**Task requirements:** Retype all of the data exactly as given.

**Records:**
━━━━━━━━

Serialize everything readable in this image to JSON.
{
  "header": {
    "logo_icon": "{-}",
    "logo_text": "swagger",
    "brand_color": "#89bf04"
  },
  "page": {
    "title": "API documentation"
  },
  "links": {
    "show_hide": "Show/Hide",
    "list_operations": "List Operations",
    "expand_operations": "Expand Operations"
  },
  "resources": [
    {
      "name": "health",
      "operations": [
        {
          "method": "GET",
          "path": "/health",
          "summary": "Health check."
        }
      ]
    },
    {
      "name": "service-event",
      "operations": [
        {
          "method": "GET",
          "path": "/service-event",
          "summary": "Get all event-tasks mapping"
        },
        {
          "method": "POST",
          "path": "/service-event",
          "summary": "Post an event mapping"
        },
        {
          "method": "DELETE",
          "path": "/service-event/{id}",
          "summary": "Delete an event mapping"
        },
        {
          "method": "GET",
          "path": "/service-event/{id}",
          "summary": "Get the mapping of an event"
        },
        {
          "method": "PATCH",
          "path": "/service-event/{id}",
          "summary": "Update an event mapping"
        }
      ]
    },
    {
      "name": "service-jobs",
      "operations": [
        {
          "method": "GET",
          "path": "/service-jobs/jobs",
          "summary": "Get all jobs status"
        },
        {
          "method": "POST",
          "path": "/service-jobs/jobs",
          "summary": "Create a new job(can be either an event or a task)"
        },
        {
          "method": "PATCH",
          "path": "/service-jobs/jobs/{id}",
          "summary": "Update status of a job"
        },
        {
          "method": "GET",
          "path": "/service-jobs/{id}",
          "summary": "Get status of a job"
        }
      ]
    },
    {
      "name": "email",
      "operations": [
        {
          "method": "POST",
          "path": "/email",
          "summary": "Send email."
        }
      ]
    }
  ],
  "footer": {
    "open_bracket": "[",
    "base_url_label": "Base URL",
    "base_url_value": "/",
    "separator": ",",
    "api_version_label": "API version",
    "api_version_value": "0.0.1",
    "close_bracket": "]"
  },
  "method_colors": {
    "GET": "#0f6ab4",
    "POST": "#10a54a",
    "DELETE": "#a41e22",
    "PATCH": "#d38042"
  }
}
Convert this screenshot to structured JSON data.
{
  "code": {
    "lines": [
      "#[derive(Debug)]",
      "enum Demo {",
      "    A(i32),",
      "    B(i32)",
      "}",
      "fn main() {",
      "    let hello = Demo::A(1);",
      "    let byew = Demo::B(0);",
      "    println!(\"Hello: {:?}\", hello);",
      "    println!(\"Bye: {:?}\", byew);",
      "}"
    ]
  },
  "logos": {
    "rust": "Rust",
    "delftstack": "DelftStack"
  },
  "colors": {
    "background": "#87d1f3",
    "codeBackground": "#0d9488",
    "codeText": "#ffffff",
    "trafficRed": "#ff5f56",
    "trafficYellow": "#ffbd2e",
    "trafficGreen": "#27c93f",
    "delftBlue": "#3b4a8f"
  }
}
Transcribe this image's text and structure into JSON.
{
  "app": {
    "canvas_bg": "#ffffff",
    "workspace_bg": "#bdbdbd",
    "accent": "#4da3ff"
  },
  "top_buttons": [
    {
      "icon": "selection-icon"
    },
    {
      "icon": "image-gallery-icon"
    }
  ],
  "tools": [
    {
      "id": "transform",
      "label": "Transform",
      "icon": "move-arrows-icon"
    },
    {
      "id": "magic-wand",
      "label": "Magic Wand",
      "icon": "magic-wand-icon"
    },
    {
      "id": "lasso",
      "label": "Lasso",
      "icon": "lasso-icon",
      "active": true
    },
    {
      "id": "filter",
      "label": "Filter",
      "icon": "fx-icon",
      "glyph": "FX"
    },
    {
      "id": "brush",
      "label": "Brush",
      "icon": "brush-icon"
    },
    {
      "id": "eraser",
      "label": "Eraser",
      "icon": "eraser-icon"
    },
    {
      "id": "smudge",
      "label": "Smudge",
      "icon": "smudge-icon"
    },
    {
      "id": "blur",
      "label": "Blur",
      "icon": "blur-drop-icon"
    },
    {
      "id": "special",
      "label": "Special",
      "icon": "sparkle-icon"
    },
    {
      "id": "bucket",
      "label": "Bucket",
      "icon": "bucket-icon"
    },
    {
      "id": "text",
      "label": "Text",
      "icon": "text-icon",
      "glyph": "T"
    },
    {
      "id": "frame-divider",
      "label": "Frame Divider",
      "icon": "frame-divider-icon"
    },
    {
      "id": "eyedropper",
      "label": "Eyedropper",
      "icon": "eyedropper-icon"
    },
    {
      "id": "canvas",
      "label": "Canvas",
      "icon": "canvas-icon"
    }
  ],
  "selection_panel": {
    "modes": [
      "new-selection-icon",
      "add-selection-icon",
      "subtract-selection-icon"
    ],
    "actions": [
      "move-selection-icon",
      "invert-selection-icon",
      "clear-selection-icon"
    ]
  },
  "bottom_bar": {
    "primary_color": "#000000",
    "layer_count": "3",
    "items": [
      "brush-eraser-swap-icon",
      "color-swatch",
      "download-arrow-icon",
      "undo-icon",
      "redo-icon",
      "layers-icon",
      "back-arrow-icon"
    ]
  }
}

━━━━━━━━

**Task result:**
Serialize everything readable in this image to JSON.
{
  "header": {
    "logo_icon": "{-}",
    "logo_text": "swagger",
    "brand_color": "#89bf04"
  },
  "page": {
    "title": "API documentation"
  },
  "links": {
    "show_hide": "Show/Hide",
    "list_operations": "List Operations",
    "expand_operations": "Expand Operations"
  },
  "resources": [
    {
      "name": "health",
      "operations": [
        {
          "method": "GET",
          "path": "/health",
          "summary": "Health check."
        }
      ]
    },
    {
      "name": "service-event",
      "operations": [
        {
          "method": "GET",
          "path": "/service-event",
          "summary": "Get all event-tasks mapping"
        },
        {
          "method": "POST",
          "path": "/service-event",
          "summary": "Post an event mapping"
        },
        {
          "method": "DELETE",
          "path": "/service-event/{id}",
          "summary": "Delete an event mapping"
        },
        {
          "method": "GET",
          "path": "/service-event/{id}",
          "summary": "Get the mapping of an event"
        },
        {
          "method": "PATCH",
          "path": "/service-event/{id}",
          "summary": "Update an event mapping"
        }
      ]
    },
    {
      "name": "service-jobs",
      "operations": [
        {
          "method": "GET",
          "path": "/service-jobs/jobs",
          "summary": "Get all jobs status"
        },
        {
          "method": "POST",
          "path": "/service-jobs/jobs",
          "summary": "Create a new job(can be either an event or a task)"
        },
        {
          "method": "PATCH",
          "path": "/service-jobs/jobs/{id}",
          "summary": "Update status of a job"
        },
        {
          "method": "GET",
          "path": "/service-jobs/{id}",
          "summary": "Get status of a job"
        }
      ]
    },
    {
      "name": "email",
      "operations": [
        {
          "method": "POST",
          "path": "/email",
          "summary": "Send email."
        }
      ]
    }
  ],
  "footer": {
    "open_bracket": "[",
    "base_url_label": "Base URL",
    "base_url_value": "/",
    "separator": ",",
    "api_version_label": "API version",
    "api_version_value": "0.0.1",
    "close_bracket": "]"
  },
  "method_colors": {
    "GET": "#0f6ab4",
    "POST": "#10a54a",
    "DELETE": "#a41e22",
    "PATCH": "#d38042"
  }
}
Convert this screenshot to structured JSON data.
{
  "code": {
    "lines": [
      "#[derive(Debug)]",
      "enum Demo {",
      "    A(i32),",
      "    B(i32)",
      "}",
      "fn main() {",
      "    let hello = Demo::A(1);",
      "    let byew = Demo::B(0);",
      "    println!(\"Hello: {:?}\", hello);",
      "    println!(\"Bye: {:?}\", byew);",
      "}"
    ]
  },
  "logos": {
    "rust": "Rust",
    "delftstack": "DelftStack"
  },
  "colors": {
    "background": "#87d1f3",
    "codeBackground": "#0d9488",
    "codeText": "#ffffff",
    "trafficRed": "#ff5f56",
    "trafficYellow": "#ffbd2e",
    "trafficGreen": "#27c93f",
    "delftBlue": "#3b4a8f"
  }
}
Transcribe this image's text and structure into JSON.
{
  "app": {
    "canvas_bg": "#ffffff",
    "workspace_bg": "#bdbdbd",
    "accent": "#4da3ff"
  },
  "top_buttons": [
    {
      "icon": "selection-icon"
    },
    {
      "icon": "image-gallery-icon"
    }
  ],
  "tools": [
    {
      "id": "transform",
      "label": "Transform",
      "icon": "move-arrows-icon"
    },
    {
      "id": "magic-wand",
      "label": "Magic Wand",
      "icon": "magic-wand-icon"
    },
    {
      "id": "lasso",
      "label": "Lasso",
      "icon": "lasso-icon",
      "active": true
    },
    {
      "id": "filter",
      "label": "Filter",
      "icon": "fx-icon",
      "glyph": "FX"
    },
    {
      "id": "brush",
      "label": "Brush",
      "icon": "brush-icon"
    },
    {
      "id": "eraser",
      "label": "Eraser",
      "icon": "eraser-icon"
    },
    {
      "id": "smudge",
      "label": "Smudge",
      "icon": "smudge-icon"
    },
    {
      "id": "blur",
      "label": "Blur",
      "icon": "blur-drop-icon"
    },
    {
      "id": "special",
      "label": "Special",
      "icon": "sparkle-icon"
    },
    {
      "id": "bucket",
      "label": "Bucket",
      "icon": "bucket-icon"
    },
    {
      "id": "text",
      "label": "Text",
      "icon": "text-icon",
      "glyph": "T"
    },
    {
      "id": "frame-divider",
      "label": "Frame Divider",
      "icon": "frame-divider-icon"
    },
    {
      "id": "eyedropper",
      "label": "Eyedropper",
      "icon": "eyedropper-icon"
    },
    {
      "id": "canvas",
      "label": "Canvas",
      "icon": "canvas-icon"
    }
  ],
  "selection_panel": {
    "modes": [
      "new-selection-icon",
      "add-selection-icon",
      "subtract-selection-icon"
    ],
    "actions": [
      "move-selection-icon",
      "invert-selection-icon",
      "clear-selection-icon"
    ]
  },
  "bottom_bar": {
    "primary_color": "#000000",
    "layer_count": "3",
    "items": [
      "brush-eraser-swap-icon",
      "color-swatch",
      "download-arrow-icon",
      "undo-icon",
      "redo-icon",
      "layers-icon",
      "back-arrow-icon"
    ]
  }
}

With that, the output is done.